• Quoted text:
--------------------------------
Effective affirmations, both positive and negative, use strong emotions to turn your thoughts into beliefs. Your beliefs ensure consistent habitual reactions to recurring circumstances, thus requiring a keen awareness to override them. Once you understand how affirmations work, you gain a way to consciously regulate your own thoughts and emotions.

With any new activity, motivation remains high through the first bumps in the process. That being said, flooding your mind with positive thoughts takes some getting used to. Your brain prioritizes negative thoughts over positive ones, after all.

The way your brain sees it, a continual state of preparedness for negative circumstances keeps you safe. Naturally, feelings of resistance or tension may surface as you clash with this survival instinct.

When frustrated by ineffective affirmations, you don’t need self-doubt. It only gets in the way of establishing positive self-talk. You need a troubleshooting plan to work from instead. Before dismissing positive affirmations as a waste of time and effort, try the six tips that follow.

Tip #1:
Really Feel What You’re Thinking

The underlying purpose of reciting an affirmation is to turn a thought of your choice into a subconscious belief. In turn, your future thoughts and habitual actions will automatically reflect this belief. There’s a catch, though. Beliefs form in the presence of strong emotions, not meh ones.

Recall a time when you felt the emotion that you want to attach to your affirmation. With the emotion activated, allow it to linger while you recite your affirmation. Your brain falls for this trick because a thought attached to an emotion morphs into a belief over time. It doesn’t matter where you picked up the pieces that you want to string together.

As a side note, this phenomenon also occurs during the formation of phobias. When fear distorts thoughts surrounding a particular experience, it produces a misconstrued belief. Altering the thoughts and intensity of fear surrounding an event gradually, through the process of desensitization, lessens the impact of the belief. Again, positive affirmations work from the same general principles to bring about constructive changes in perspective.

Tip #2:
Break It Down and Be Kind

You won’t go from thinking, I can’t do anything right, straight to, I succeed at everything I do, in a day or even a week. You’ll have more success starting with an affirmation like, I am a great listener, or, I am proud that I am focused on what’s important.

Slowly work your way up the mountain of change. Once you establish a process that works, anything goes. Feel free to entertain your wildest ambitions about re-inventing the way you think about yourself!

Tip #3:
Recruit a Cheerleader

Far too many self-defeating thoughts originate from hearing someone else say them. Make the psychology behind this phenomenon work in your favor.

Ask someone you trust and respect to set a new affirmation by inserting it into casual conversation on a few occasions. Let it be a surprise. If you know when to expect the statement, its effect dwindles.

 

Sports fan's 'we're #1' foam finger

Take a hint from OMI’s song and find yourself a cheerleader, too.

Tip #4:
Double-Check Your Values

Consider the destructive thought, Why does every one have it out for me? If you try to offset the thought with, Everyone loves me, it will most likely make you cringe.

First, ask yourself if you even care about what people think of you. If you do, create an affirmation grounded in circumstances that you control. Whether or not people like you doesn’t fit that qualification. Instead, start with statements of self-worth like, I am worthy of love and respect. I am everything I need to be.

If you don’t care about what people think of you, I accept others’ actions, values, and uniqueness, better fits your values of individuality and feeling heard. Work from the assurance that there’s more than one way to state an affirmation.
--------------------------------
• Dataset section:

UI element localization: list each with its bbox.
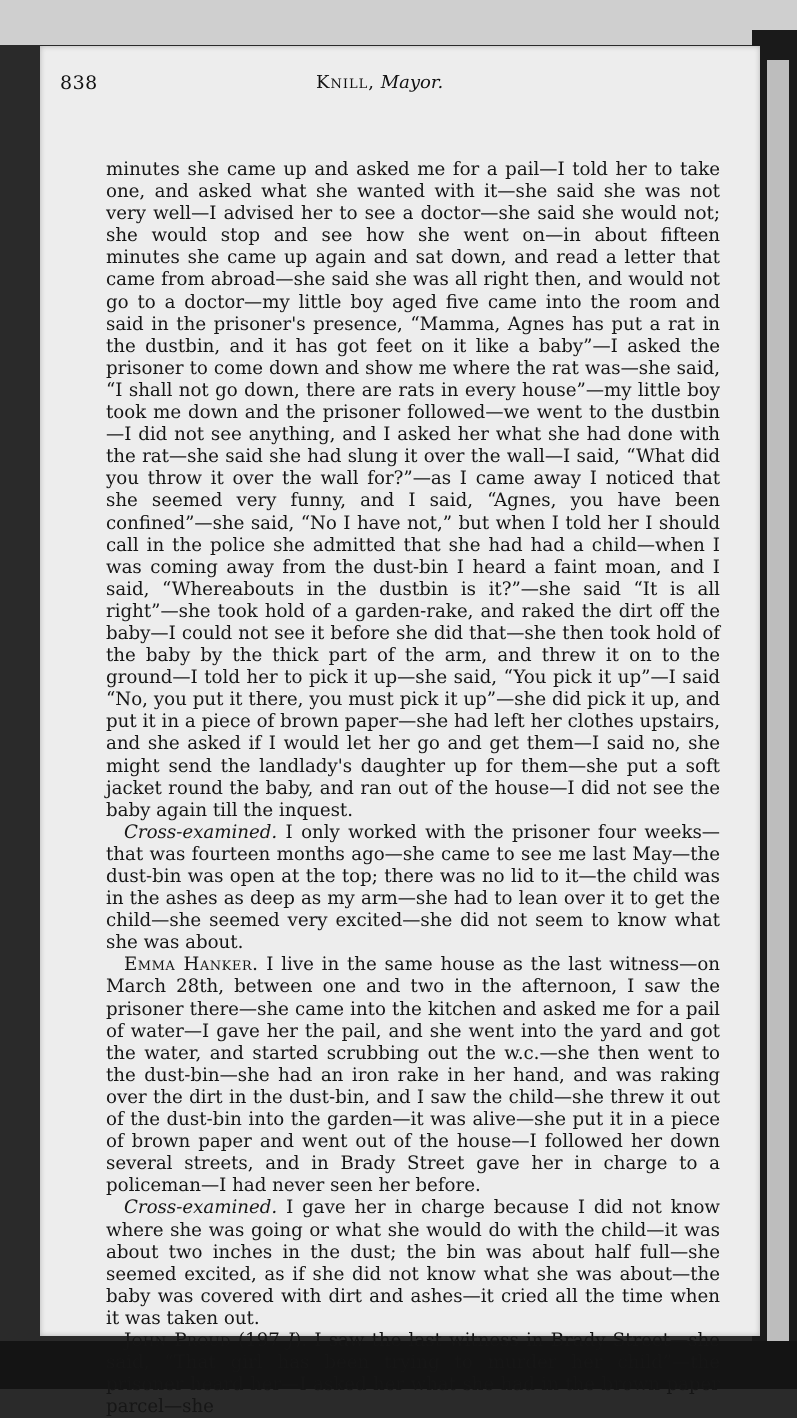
--------------------------------
• Direction: Pick up the article on making affirmations work where it leaves off, and write the next part of it.

• Output of the exercise:
Tip #5:
Borrow Affirmations from Sources of Inspiration

Music taps directly into your mood and sets up favorable mindset conditioning, the recipe for superb affirmations. First of all, listening to music stimulates dopamine production, the chemical in the brain that makes an activity feel rewarding and fun.

Secondly, song lyrics function as amazing sources of positive self-talk. Since songwriters generally write what they know, lyrics encompass the broad spectrum of life’s experiences.

In addition, listening to music creates an emotional experience that matches the lyrical message presented in a song. Since songs, like affirmations, just as easily focus your attention on negative thoughts as positive ones, pick an affirmation song that meets all of the following criteria:

    • It makes you feel confident
      It should cause you to stand up straighter, raise your chin, strike a pose, or picture yourself with a hero’s cape blowing in the wind.
    • It makes you smile
      Simple enough, right? Don’t force a smile. If it happens naturally, you’ve found a keeper of a song.
    • It contains positive lyrics
      Any mention of negative life experiences should reference triumphing over them. No woe-is-me moping.
    • The lyrics promote independence and self-reliance
      ​Positive affirmations should empower your thoughts and feelings, owing success and strength to no one but yourself, with the exception of drawing on a higher power.

I created a whole playlist on YouTube around these four guidelines,  called “Daily Lyrical Affirmations.” Explore the playlist to get inspiration for your own musical, positive affirmations.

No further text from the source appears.